── Material supplied ──

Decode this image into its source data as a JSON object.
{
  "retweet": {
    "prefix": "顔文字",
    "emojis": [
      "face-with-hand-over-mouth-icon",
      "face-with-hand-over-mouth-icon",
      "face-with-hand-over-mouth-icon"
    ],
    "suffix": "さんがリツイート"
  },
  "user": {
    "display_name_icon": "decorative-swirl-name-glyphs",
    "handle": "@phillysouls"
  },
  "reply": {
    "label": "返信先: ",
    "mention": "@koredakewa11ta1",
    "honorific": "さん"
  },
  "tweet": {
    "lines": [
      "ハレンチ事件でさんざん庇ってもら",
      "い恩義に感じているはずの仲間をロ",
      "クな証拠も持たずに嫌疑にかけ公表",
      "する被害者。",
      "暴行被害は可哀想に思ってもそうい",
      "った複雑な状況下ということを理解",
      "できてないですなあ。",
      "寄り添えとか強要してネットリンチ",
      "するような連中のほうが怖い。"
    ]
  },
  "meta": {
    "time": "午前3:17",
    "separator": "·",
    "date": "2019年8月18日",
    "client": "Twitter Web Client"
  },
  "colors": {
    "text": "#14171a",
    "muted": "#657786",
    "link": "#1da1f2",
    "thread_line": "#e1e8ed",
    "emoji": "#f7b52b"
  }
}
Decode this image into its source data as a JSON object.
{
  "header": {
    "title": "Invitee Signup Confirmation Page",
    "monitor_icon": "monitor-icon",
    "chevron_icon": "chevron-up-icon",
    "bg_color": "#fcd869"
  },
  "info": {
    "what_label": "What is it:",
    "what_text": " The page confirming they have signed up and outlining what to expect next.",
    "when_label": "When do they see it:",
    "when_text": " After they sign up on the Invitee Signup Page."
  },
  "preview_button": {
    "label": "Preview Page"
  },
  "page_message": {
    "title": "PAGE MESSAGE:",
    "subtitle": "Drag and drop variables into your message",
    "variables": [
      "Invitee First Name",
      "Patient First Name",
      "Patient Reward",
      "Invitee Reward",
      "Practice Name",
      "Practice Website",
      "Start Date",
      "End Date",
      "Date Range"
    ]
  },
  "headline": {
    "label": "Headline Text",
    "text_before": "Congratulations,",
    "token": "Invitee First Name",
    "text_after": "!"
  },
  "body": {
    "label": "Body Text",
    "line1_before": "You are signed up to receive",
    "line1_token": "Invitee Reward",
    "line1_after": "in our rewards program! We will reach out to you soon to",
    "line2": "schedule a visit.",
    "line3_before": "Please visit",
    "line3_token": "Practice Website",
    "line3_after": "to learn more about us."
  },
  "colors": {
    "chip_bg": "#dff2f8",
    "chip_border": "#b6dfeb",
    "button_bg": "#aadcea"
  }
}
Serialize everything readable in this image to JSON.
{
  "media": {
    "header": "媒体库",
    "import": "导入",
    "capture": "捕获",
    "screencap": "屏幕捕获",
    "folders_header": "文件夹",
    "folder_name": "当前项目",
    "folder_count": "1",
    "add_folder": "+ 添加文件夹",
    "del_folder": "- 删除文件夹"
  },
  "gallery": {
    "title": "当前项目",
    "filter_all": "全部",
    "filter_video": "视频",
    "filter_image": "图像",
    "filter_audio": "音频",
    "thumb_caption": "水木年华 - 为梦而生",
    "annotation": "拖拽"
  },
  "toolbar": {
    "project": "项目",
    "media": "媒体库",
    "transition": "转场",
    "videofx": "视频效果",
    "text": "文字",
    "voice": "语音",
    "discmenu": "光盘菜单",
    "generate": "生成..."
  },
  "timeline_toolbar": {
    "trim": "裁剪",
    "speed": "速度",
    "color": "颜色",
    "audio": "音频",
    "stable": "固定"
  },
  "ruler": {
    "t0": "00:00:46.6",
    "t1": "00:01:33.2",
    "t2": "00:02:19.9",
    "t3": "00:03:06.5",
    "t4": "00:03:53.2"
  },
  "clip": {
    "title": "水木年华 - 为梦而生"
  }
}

───

*Work to be completed*. Reproduce the data, keeping every line exactly the same.

*The solution*.
Decode this image into its source data as a JSON object.
{
  "retweet": {
    "prefix": "顔文字",
    "emojis": [
      "face-with-hand-over-mouth-icon",
      "face-with-hand-over-mouth-icon",
      "face-with-hand-over-mouth-icon"
    ],
    "suffix": "さんがリツイート"
  },
  "user": {
    "display_name_icon": "decorative-swirl-name-glyphs",
    "handle": "@phillysouls"
  },
  "reply": {
    "label": "返信先: ",
    "mention": "@koredakewa11ta1",
    "honorific": "さん"
  },
  "tweet": {
    "lines": [
      "ハレンチ事件でさんざん庇ってもら",
      "い恩義に感じているはずの仲間をロ",
      "クな証拠も持たずに嫌疑にかけ公表",
      "する被害者。",
      "暴行被害は可哀想に思ってもそうい",
      "った複雑な状況下ということを理解",
      "できてないですなあ。",
      "寄り添えとか強要してネットリンチ",
      "するような連中のほうが怖い。"
    ]
  },
  "meta": {
    "time": "午前3:17",
    "separator": "·",
    "date": "2019年8月18日",
    "client": "Twitter Web Client"
  },
  "colors": {
    "text": "#14171a",
    "muted": "#657786",
    "link": "#1da1f2",
    "thread_line": "#e1e8ed",
    "emoji": "#f7b52b"
  }
}
Decode this image into its source data as a JSON object.
{
  "header": {
    "title": "Invitee Signup Confirmation Page",
    "monitor_icon": "monitor-icon",
    "chevron_icon": "chevron-up-icon",
    "bg_color": "#fcd869"
  },
  "info": {
    "what_label": "What is it:",
    "what_text": " The page confirming they have signed up and outlining what to expect next.",
    "when_label": "When do they see it:",
    "when_text": " After they sign up on the Invitee Signup Page."
  },
  "preview_button": {
    "label": "Preview Page"
  },
  "page_message": {
    "title": "PAGE MESSAGE:",
    "subtitle": "Drag and drop variables into your message",
    "variables": [
      "Invitee First Name",
      "Patient First Name",
      "Patient Reward",
      "Invitee Reward",
      "Practice Name",
      "Practice Website",
      "Start Date",
      "End Date",
      "Date Range"
    ]
  },
  "headline": {
    "label": "Headline Text",
    "text_before": "Congratulations,",
    "token": "Invitee First Name",
    "text_after": "!"
  },
  "body": {
    "label": "Body Text",
    "line1_before": "You are signed up to receive",
    "line1_token": "Invitee Reward",
    "line1_after": "in our rewards program! We will reach out to you soon to",
    "line2": "schedule a visit.",
    "line3_before": "Please visit",
    "line3_token": "Practice Website",
    "line3_after": "to learn more about us."
  },
  "colors": {
    "chip_bg": "#dff2f8",
    "chip_border": "#b6dfeb",
    "button_bg": "#aadcea"
  }
}
Serialize everything readable in this image to JSON.
{
  "media": {
    "header": "媒体库",
    "import": "导入",
    "capture": "捕获",
    "screencap": "屏幕捕获",
    "folders_header": "文件夹",
    "folder_name": "当前项目",
    "folder_count": "1",
    "add_folder": "+ 添加文件夹",
    "del_folder": "- 删除文件夹"
  },
  "gallery": {
    "title": "当前项目",
    "filter_all": "全部",
    "filter_video": "视频",
    "filter_image": "图像",
    "filter_audio": "音频",
    "thumb_caption": "水木年华 - 为梦而生",
    "annotation": "拖拽"
  },
  "toolbar": {
    "project": "项目",
    "media": "媒体库",
    "transition": "转场",
    "videofx": "视频效果",
    "text": "文字",
    "voice": "语音",
    "discmenu": "光盘菜单",
    "generate": "生成..."
  },
  "timeline_toolbar": {
    "trim": "裁剪",
    "speed": "速度",
    "color": "颜色",
    "audio": "音频",
    "stable": "固定"
  },
  "ruler": {
    "t0": "00:00:46.6",
    "t1": "00:01:33.2",
    "t2": "00:02:19.9",
    "t3": "00:03:06.5",
    "t4": "00:03:53.2"
  },
  "clip": {
    "title": "水木年华 - 为梦而生"
  }
}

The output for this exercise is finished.